(Records contained in a dataset)
────────────────────────────────────────
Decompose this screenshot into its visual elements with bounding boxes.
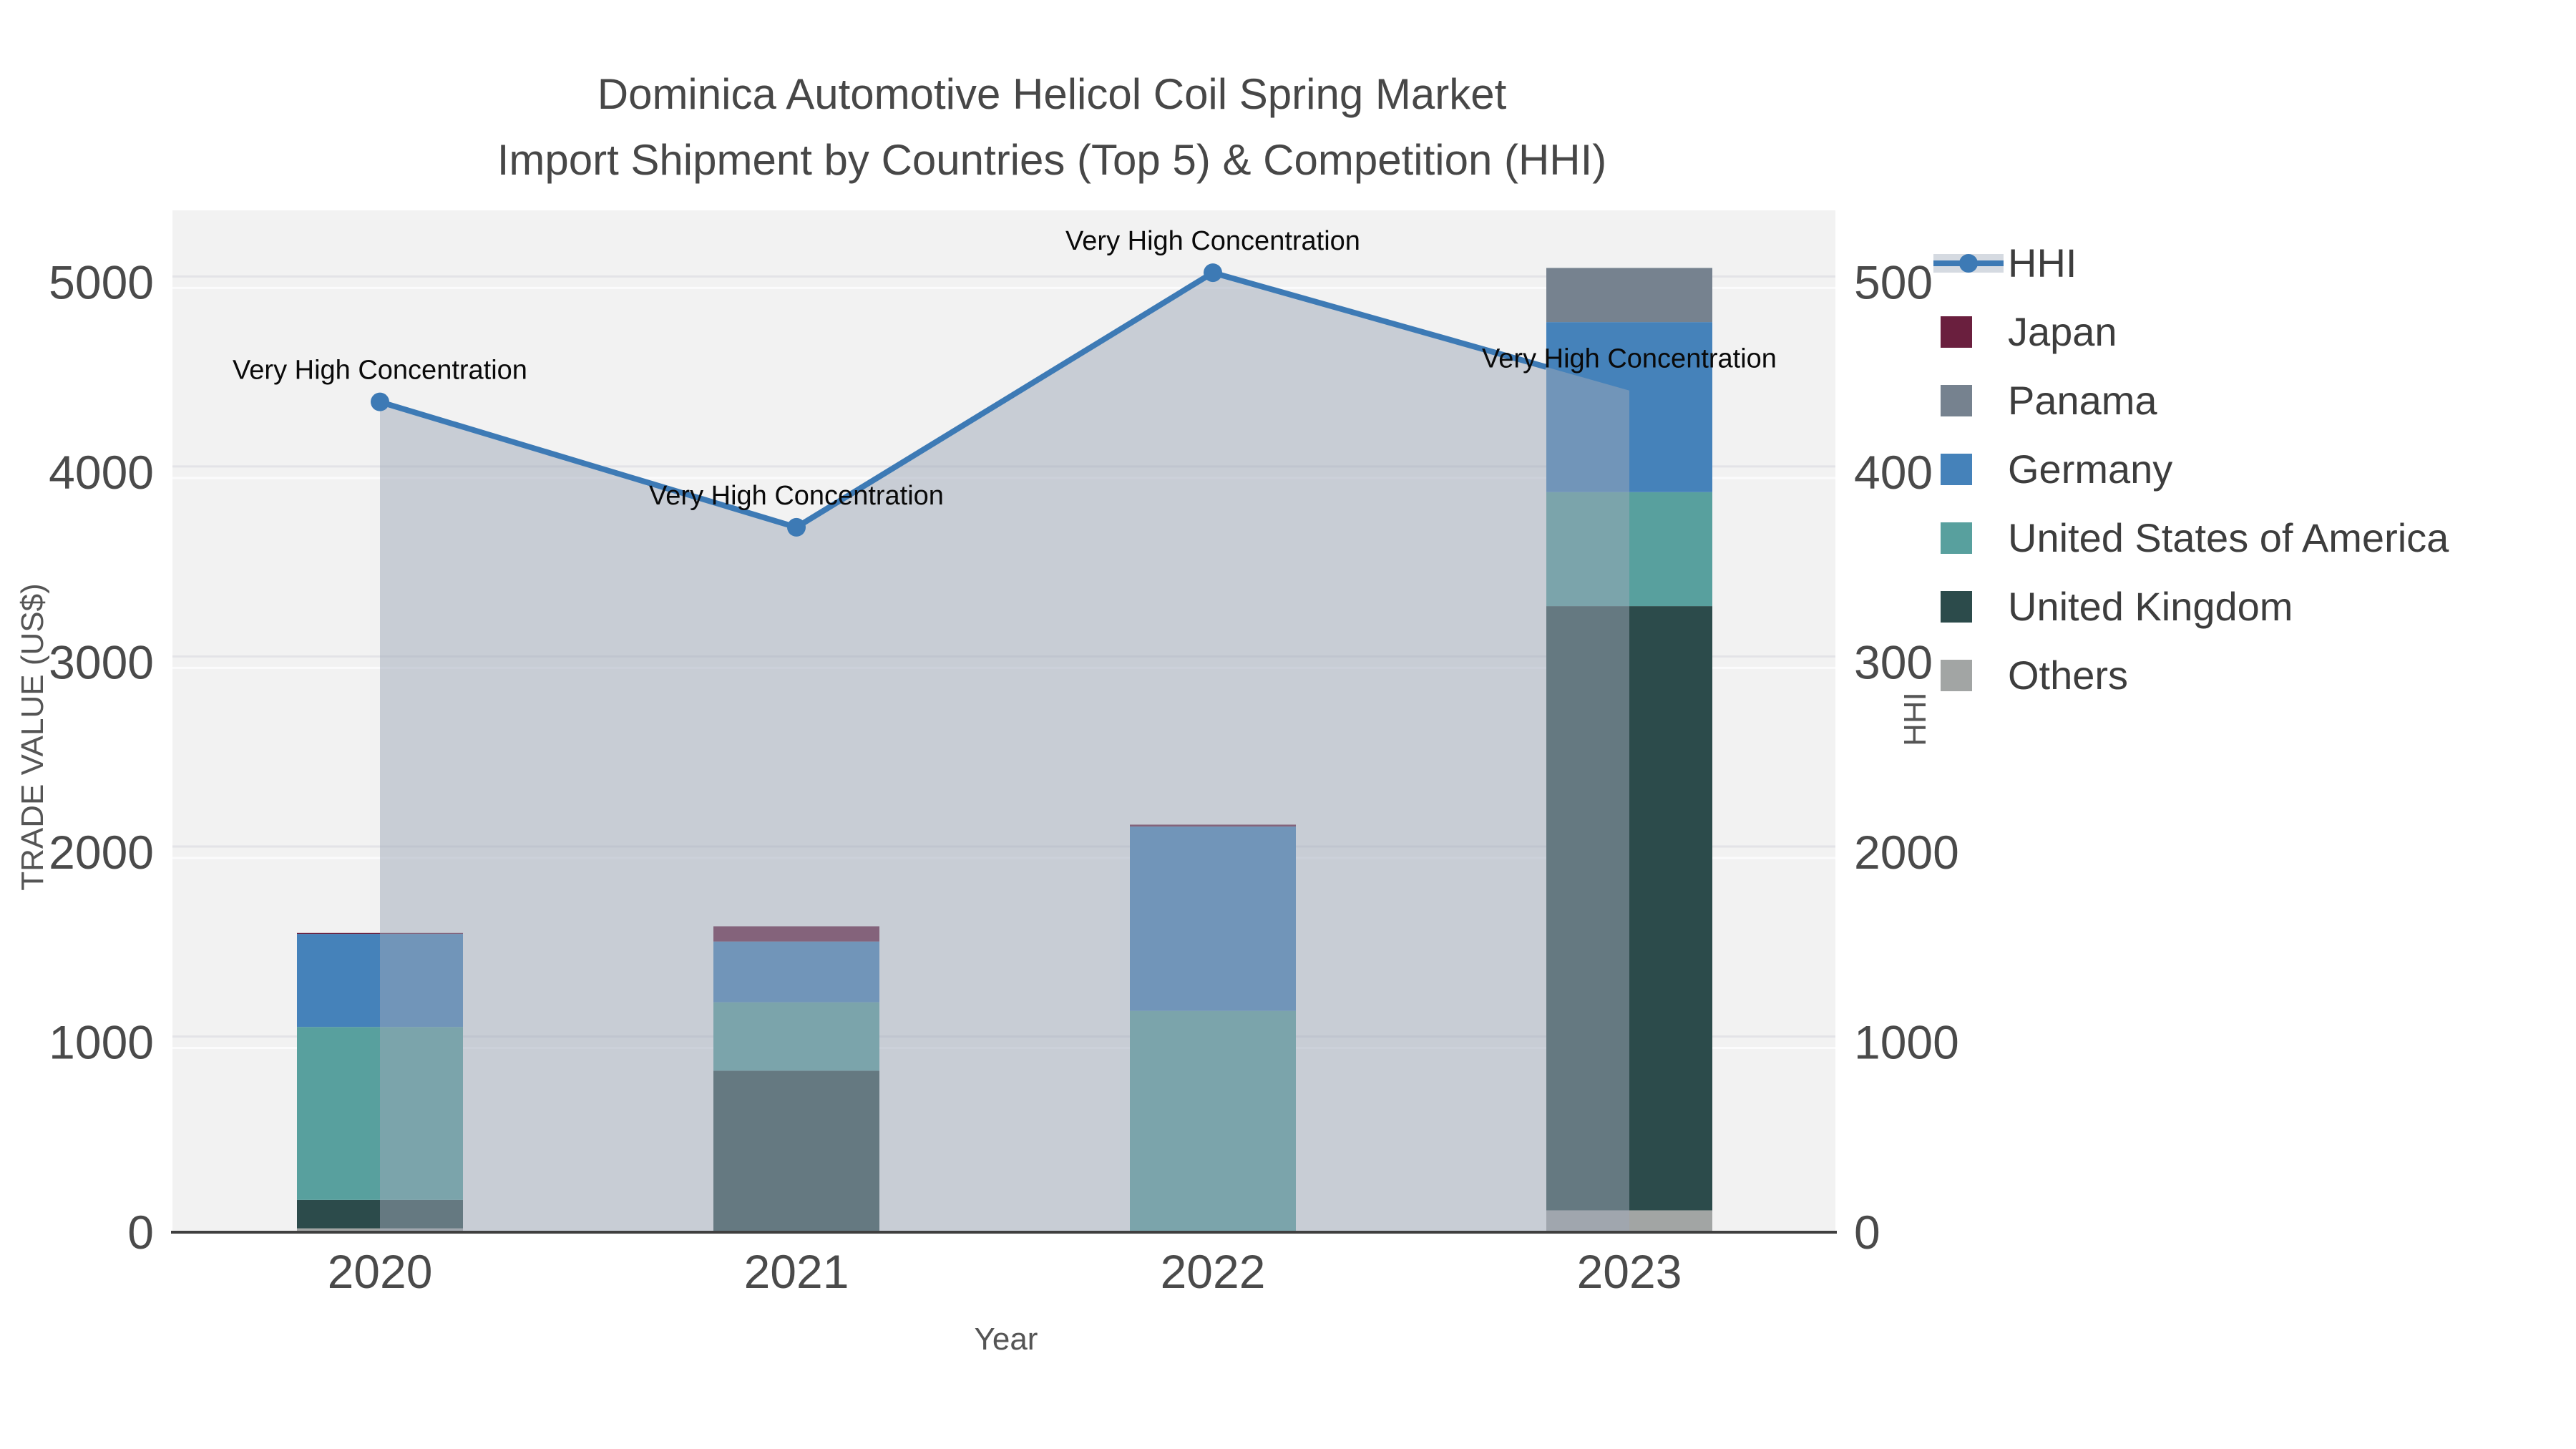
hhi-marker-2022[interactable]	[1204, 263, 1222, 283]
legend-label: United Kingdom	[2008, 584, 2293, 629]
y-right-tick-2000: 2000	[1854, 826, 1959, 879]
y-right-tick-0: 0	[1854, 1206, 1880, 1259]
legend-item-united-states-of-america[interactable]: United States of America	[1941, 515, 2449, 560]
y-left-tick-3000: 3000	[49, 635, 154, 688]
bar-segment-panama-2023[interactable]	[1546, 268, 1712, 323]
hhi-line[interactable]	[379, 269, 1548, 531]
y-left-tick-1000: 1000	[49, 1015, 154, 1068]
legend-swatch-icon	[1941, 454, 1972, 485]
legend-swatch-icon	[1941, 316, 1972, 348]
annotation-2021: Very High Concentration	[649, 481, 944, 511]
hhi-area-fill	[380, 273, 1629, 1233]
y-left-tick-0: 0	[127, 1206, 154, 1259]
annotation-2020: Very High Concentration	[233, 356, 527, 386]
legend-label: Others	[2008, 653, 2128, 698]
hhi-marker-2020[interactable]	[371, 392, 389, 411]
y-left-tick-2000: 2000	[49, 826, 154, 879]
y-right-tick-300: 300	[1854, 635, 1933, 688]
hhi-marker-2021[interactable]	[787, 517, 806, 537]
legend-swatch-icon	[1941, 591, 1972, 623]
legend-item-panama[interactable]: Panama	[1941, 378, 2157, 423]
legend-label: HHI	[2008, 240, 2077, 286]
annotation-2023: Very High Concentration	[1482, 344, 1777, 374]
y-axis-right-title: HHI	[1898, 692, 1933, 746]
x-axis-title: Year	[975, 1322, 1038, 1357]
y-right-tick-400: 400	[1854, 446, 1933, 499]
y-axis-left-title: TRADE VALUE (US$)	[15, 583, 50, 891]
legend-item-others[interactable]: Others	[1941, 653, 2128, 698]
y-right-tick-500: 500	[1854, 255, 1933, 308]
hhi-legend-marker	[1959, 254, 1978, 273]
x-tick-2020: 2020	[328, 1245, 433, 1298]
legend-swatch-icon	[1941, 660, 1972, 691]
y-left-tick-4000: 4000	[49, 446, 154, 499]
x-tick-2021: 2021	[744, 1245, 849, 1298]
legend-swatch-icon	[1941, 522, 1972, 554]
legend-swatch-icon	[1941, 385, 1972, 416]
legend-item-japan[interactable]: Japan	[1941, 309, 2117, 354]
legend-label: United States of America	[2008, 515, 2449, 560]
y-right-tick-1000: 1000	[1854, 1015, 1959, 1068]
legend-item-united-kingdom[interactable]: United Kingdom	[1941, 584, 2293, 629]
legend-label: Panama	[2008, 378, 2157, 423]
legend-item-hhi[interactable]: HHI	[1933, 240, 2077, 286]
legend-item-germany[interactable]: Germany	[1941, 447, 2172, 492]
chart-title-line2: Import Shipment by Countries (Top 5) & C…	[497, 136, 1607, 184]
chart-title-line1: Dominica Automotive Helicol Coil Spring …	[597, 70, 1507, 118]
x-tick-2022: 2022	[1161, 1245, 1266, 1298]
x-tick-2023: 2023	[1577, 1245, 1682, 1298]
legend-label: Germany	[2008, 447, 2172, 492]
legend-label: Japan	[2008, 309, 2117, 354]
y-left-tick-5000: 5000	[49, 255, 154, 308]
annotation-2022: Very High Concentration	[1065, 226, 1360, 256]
────────────────────────────────────────
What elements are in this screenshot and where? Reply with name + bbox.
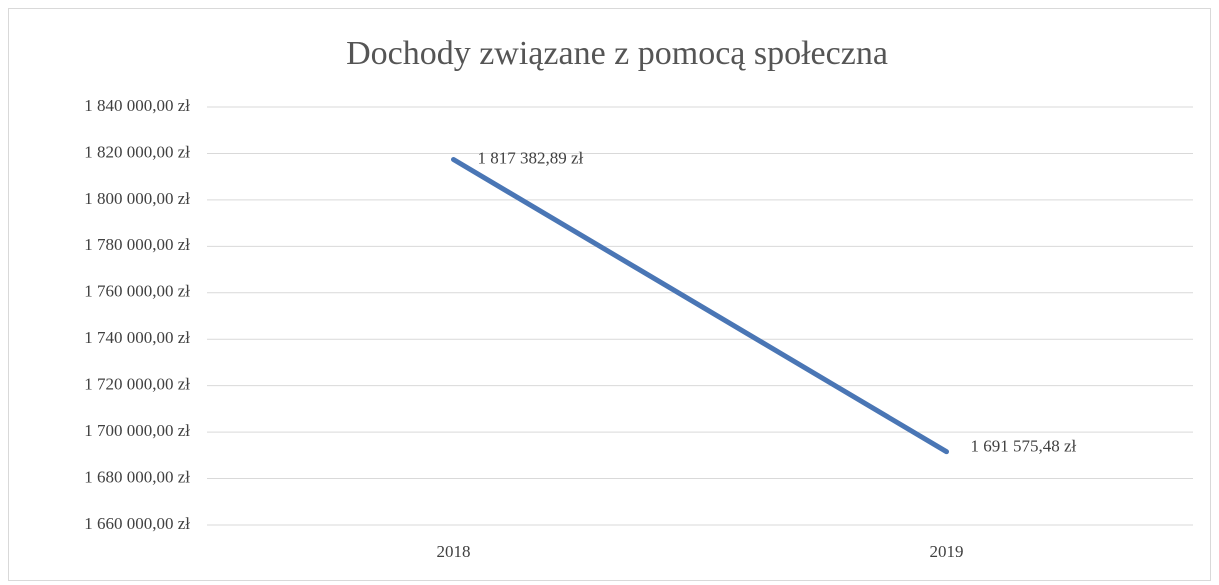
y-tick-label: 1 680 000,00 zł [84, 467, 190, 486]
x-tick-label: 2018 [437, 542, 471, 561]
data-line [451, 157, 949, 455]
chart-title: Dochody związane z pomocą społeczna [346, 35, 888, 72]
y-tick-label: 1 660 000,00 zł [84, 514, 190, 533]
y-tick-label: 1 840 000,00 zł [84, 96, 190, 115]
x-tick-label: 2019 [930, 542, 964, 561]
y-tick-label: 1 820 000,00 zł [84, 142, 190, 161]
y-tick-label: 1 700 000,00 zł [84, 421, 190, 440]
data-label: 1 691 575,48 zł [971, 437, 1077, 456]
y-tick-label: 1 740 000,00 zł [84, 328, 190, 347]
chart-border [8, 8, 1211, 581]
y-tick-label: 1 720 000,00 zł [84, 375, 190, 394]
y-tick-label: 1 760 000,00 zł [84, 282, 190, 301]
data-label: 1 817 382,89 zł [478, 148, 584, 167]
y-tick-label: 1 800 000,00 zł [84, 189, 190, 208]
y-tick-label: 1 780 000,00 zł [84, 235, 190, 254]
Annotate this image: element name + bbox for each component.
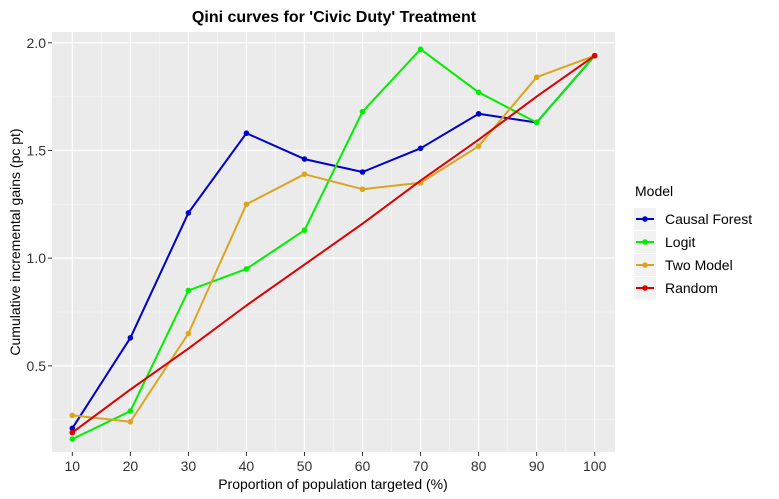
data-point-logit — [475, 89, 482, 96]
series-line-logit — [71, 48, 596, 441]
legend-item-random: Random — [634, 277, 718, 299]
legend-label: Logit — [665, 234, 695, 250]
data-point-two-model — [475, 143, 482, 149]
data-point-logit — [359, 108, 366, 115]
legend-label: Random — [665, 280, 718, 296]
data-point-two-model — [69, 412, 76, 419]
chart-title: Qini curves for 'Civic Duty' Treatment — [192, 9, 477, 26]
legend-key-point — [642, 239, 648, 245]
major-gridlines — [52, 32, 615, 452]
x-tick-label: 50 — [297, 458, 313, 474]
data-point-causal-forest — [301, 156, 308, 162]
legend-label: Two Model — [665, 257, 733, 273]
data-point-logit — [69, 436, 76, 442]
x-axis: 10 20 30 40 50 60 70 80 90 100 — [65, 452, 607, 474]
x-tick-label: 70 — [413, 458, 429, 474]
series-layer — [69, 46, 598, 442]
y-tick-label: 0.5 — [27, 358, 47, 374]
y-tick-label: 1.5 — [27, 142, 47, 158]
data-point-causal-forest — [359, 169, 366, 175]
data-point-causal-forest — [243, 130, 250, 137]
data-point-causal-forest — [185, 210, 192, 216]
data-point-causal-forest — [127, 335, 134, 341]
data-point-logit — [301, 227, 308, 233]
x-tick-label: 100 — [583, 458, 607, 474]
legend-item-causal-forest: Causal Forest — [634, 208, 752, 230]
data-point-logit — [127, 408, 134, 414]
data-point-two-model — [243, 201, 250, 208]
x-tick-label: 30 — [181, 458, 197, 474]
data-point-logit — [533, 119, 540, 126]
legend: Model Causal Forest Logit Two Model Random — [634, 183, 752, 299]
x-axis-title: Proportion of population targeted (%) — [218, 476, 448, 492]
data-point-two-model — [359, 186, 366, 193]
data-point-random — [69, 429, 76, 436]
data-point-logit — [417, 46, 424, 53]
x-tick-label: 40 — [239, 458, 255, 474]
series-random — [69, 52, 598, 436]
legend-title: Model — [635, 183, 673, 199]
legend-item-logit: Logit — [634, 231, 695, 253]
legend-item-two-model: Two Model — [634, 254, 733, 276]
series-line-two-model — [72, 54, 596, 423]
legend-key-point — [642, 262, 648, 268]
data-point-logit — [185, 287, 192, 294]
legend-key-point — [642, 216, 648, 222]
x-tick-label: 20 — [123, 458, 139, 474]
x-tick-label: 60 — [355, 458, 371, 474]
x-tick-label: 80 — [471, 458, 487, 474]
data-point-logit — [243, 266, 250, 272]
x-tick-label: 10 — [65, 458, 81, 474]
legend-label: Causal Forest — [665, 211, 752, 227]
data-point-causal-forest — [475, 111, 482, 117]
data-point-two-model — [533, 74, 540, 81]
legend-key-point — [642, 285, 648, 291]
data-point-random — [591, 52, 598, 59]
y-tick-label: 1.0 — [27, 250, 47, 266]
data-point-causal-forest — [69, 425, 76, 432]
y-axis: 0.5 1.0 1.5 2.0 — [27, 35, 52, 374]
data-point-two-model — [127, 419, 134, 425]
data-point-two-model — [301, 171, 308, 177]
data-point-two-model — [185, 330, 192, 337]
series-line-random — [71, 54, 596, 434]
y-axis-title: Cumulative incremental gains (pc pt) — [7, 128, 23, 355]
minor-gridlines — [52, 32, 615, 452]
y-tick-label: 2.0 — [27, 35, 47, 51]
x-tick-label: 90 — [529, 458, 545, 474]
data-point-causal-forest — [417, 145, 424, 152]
────────────────────────────────────────
Directive
How many lines in the entries above contain the string "Kingdom"? Reply with the number alone.

Finished task
2